● What to do: Copy out each line of the listing that has the word "Bong" in it.

┌─ Dataset extract

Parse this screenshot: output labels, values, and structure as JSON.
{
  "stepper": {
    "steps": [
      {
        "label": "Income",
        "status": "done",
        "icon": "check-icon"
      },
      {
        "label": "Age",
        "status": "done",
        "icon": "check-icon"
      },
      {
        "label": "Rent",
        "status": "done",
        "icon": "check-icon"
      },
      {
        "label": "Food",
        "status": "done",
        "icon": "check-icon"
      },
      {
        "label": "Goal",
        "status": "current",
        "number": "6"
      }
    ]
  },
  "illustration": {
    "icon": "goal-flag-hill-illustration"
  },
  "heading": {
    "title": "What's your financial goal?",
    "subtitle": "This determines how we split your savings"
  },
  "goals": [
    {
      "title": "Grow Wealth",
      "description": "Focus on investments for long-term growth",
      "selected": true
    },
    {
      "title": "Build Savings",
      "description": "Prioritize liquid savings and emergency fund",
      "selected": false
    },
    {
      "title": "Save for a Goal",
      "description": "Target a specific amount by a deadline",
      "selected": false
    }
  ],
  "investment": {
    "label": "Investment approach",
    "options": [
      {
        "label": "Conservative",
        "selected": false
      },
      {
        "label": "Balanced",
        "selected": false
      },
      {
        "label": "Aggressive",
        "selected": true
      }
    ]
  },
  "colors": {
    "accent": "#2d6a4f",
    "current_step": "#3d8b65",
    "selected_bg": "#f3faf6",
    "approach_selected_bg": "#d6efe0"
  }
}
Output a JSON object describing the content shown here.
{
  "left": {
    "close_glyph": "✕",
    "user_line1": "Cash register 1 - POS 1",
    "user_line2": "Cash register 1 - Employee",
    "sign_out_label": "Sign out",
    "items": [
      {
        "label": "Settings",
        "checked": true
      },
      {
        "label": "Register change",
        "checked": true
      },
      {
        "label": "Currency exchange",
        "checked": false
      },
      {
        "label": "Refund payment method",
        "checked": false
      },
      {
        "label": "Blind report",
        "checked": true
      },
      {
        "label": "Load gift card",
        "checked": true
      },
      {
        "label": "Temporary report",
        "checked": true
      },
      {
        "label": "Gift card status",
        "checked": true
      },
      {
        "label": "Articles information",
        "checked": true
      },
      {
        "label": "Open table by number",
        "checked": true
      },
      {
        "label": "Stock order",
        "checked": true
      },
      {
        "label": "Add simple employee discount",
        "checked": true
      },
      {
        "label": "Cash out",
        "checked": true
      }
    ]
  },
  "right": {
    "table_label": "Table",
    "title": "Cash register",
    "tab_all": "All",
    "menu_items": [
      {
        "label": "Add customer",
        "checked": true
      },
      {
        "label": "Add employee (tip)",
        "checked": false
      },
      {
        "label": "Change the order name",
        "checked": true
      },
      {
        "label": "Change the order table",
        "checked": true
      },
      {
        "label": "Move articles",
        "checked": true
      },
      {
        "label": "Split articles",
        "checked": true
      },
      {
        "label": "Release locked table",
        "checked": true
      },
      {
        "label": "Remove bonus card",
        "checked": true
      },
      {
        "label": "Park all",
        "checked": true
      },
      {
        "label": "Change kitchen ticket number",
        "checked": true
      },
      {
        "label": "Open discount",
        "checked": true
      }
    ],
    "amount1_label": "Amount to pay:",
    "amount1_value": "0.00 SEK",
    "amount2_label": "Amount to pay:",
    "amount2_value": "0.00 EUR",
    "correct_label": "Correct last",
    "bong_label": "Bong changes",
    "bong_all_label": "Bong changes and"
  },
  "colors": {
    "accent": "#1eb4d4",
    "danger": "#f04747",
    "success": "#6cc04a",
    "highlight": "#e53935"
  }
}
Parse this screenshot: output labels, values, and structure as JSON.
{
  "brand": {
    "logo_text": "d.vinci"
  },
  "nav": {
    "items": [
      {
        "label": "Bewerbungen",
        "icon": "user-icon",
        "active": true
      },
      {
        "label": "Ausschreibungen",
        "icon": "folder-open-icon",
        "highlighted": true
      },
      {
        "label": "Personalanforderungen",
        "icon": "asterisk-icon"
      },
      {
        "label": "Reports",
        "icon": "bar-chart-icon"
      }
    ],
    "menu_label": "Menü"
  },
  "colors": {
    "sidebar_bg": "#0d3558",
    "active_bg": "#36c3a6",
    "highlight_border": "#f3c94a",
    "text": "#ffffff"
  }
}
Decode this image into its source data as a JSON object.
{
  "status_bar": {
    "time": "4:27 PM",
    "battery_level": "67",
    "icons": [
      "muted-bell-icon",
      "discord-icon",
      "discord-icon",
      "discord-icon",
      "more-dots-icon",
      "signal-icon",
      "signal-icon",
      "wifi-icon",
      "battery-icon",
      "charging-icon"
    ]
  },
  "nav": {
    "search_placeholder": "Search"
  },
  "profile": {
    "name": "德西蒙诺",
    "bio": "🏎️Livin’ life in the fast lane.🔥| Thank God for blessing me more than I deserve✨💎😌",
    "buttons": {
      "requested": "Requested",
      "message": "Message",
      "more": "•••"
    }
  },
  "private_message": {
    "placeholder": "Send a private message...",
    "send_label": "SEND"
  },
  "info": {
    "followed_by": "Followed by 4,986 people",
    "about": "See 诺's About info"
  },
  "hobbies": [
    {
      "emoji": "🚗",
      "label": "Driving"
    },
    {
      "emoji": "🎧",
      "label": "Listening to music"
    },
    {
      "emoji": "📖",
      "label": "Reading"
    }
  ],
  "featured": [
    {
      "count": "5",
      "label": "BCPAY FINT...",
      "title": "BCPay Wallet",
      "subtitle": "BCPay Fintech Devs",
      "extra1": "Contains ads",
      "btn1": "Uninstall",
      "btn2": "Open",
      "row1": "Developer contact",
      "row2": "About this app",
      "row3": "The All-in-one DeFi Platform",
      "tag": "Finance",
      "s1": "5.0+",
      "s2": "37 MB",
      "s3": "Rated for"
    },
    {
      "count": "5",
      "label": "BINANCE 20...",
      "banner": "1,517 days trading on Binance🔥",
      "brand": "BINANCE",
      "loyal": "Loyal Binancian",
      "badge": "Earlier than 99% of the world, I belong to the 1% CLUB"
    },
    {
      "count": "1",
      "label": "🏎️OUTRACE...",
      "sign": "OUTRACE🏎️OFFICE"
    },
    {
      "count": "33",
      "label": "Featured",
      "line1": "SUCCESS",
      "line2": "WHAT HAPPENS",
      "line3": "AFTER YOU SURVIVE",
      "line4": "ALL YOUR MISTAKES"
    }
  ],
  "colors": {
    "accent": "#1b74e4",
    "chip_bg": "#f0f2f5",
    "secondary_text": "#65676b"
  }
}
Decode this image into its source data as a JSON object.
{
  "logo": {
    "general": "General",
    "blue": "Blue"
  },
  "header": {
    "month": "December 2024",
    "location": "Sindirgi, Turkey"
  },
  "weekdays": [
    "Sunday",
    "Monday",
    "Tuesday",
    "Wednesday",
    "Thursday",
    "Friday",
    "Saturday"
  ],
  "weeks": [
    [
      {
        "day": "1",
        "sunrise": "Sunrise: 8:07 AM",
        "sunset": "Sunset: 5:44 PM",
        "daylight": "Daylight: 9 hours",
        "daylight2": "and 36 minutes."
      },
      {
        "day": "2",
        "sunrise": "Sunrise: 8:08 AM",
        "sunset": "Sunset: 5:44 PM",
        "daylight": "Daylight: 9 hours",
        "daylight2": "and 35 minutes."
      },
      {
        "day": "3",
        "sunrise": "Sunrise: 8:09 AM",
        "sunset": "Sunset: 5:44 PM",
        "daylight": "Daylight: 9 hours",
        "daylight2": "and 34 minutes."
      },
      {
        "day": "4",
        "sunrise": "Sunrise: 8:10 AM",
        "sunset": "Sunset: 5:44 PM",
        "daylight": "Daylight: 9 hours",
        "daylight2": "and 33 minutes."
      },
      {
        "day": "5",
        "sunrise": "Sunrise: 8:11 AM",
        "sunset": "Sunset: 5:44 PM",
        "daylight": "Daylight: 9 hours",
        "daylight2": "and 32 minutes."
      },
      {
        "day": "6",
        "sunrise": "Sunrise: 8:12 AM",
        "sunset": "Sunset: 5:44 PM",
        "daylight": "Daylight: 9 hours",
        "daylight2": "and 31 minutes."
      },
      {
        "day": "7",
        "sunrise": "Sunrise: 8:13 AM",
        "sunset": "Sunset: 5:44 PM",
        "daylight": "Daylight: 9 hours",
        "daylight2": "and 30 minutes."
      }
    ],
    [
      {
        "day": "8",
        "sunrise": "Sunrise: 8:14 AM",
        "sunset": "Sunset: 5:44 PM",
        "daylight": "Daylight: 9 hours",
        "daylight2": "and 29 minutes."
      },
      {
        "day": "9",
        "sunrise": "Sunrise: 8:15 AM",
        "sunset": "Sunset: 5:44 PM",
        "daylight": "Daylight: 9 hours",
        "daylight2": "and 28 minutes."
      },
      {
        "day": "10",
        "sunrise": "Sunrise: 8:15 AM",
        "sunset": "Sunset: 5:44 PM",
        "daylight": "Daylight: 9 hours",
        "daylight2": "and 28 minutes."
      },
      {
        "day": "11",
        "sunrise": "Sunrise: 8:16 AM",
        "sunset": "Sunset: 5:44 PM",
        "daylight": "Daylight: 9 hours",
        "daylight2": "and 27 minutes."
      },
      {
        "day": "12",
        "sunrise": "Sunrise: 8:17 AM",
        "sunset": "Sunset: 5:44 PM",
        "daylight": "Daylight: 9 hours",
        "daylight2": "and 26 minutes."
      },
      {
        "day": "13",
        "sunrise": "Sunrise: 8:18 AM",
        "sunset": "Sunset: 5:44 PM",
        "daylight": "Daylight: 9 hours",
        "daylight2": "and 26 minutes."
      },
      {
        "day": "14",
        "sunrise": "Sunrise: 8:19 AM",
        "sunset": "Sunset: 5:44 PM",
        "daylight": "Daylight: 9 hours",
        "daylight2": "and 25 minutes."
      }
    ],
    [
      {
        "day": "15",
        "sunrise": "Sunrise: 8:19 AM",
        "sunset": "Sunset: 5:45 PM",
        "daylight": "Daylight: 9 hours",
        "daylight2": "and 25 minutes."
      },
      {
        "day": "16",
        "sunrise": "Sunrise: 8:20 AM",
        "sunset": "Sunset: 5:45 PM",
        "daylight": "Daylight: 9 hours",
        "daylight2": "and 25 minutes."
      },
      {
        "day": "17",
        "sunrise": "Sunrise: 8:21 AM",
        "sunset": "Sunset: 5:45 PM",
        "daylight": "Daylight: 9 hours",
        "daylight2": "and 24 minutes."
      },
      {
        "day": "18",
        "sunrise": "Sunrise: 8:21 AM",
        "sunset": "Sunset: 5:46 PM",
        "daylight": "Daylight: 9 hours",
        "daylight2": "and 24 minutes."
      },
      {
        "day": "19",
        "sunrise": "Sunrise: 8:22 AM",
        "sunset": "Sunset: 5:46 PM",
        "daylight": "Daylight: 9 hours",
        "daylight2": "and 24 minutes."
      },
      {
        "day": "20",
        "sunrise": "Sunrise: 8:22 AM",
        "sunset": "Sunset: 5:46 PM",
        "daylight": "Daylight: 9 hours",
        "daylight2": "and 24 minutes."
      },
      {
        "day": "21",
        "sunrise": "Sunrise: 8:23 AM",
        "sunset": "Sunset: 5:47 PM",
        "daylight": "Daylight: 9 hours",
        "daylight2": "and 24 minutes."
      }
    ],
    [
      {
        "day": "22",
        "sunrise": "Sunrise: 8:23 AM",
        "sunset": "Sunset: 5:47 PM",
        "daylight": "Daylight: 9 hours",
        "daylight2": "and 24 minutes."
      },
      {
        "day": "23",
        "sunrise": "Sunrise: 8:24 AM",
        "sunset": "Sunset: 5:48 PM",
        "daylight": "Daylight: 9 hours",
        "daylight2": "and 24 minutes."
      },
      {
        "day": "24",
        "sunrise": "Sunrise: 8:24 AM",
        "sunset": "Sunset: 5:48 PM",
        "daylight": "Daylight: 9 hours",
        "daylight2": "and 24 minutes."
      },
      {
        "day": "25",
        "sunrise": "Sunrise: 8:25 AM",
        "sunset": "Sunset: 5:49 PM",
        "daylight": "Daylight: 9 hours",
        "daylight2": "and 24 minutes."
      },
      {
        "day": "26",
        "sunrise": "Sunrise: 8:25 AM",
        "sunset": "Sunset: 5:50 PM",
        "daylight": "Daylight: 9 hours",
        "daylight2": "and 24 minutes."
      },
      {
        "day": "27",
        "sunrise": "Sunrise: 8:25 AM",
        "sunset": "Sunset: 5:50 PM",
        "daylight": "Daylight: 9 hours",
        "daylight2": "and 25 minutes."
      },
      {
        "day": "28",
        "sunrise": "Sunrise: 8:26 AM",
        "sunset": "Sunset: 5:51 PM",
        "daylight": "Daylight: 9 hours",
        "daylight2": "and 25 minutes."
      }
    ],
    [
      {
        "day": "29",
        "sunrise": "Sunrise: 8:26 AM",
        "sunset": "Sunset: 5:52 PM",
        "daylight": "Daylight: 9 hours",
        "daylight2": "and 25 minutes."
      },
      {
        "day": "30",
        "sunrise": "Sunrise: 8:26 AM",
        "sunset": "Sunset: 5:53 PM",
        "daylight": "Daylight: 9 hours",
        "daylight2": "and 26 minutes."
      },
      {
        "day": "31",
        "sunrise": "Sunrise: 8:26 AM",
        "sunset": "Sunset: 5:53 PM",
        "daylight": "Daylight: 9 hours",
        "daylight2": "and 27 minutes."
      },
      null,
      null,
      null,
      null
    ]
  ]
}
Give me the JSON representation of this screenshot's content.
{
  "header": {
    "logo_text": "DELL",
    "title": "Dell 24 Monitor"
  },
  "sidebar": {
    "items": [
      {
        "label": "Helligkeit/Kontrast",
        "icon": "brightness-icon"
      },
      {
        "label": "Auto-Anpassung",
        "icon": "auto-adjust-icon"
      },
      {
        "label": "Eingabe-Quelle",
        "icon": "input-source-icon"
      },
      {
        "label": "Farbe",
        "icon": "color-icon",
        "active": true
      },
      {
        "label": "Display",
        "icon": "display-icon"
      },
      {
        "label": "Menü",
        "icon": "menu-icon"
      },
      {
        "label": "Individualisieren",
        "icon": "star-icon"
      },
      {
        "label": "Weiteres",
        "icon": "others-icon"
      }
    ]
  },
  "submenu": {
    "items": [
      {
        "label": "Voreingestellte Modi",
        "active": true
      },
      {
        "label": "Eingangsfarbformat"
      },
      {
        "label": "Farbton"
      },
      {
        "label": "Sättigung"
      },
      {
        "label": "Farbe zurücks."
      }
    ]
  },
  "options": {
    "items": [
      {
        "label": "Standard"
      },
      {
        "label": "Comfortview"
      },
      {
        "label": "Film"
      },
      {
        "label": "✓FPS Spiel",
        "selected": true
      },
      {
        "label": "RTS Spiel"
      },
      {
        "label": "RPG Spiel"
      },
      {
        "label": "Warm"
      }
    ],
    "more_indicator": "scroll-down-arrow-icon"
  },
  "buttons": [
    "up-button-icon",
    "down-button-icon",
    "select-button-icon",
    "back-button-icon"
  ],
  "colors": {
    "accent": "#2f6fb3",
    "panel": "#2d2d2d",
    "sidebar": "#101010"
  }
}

└─

● Result below:
    "bong_label": "Bong changes",
    "bong_all_label": "Bong changes and"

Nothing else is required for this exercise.